[BEGIN Input rows]

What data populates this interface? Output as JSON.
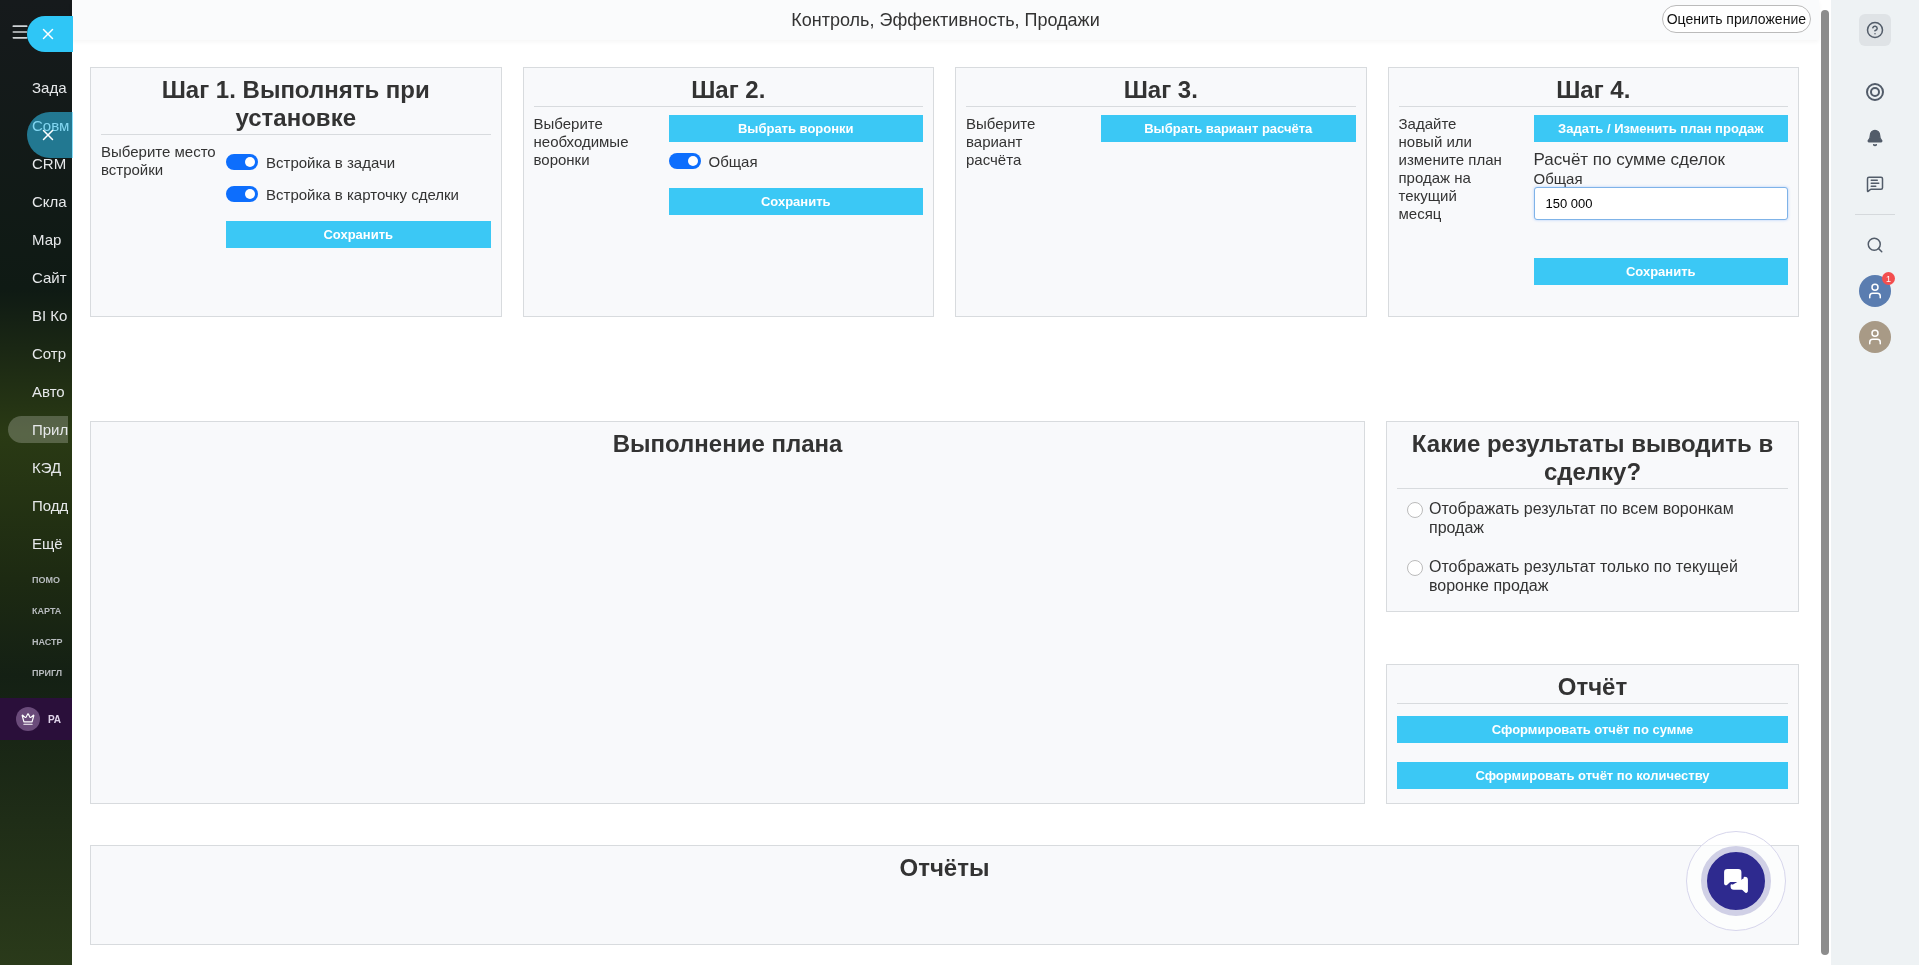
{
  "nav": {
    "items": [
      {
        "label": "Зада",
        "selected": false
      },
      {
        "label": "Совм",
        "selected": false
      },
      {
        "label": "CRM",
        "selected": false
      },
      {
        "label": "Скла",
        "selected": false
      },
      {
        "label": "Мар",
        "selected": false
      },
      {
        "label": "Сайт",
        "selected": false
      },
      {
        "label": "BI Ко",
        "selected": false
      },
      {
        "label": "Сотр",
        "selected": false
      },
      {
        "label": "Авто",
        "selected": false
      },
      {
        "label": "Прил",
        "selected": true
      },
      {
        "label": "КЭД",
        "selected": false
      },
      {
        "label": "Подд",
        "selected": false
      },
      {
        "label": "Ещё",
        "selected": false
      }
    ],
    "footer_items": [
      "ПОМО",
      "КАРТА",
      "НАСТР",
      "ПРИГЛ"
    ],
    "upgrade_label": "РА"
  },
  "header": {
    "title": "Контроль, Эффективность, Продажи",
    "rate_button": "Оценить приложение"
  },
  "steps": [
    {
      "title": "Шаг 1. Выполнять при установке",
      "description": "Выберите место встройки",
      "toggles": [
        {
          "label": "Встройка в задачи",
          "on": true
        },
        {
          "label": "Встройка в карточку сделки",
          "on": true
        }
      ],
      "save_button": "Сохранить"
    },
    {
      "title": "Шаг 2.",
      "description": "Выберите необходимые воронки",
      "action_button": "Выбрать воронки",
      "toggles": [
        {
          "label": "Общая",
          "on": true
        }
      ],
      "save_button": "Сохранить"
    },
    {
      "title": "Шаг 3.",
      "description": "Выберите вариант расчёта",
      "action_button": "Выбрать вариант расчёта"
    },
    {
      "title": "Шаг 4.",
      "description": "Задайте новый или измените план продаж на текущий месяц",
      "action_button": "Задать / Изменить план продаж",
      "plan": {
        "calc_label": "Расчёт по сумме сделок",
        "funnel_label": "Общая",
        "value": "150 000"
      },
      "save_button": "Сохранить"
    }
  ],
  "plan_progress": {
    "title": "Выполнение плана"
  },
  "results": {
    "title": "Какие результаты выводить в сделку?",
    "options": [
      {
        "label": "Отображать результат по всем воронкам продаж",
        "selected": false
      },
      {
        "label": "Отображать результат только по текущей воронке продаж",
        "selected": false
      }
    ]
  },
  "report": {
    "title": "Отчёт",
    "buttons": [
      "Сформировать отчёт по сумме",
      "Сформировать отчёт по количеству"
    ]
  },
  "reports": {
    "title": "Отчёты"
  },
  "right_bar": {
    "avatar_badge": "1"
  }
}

[END Input rows]

- **The task**:
Your answer should be a single number: the count of lines in the entries that contain the word "сумме".

- **Result of this task**:
2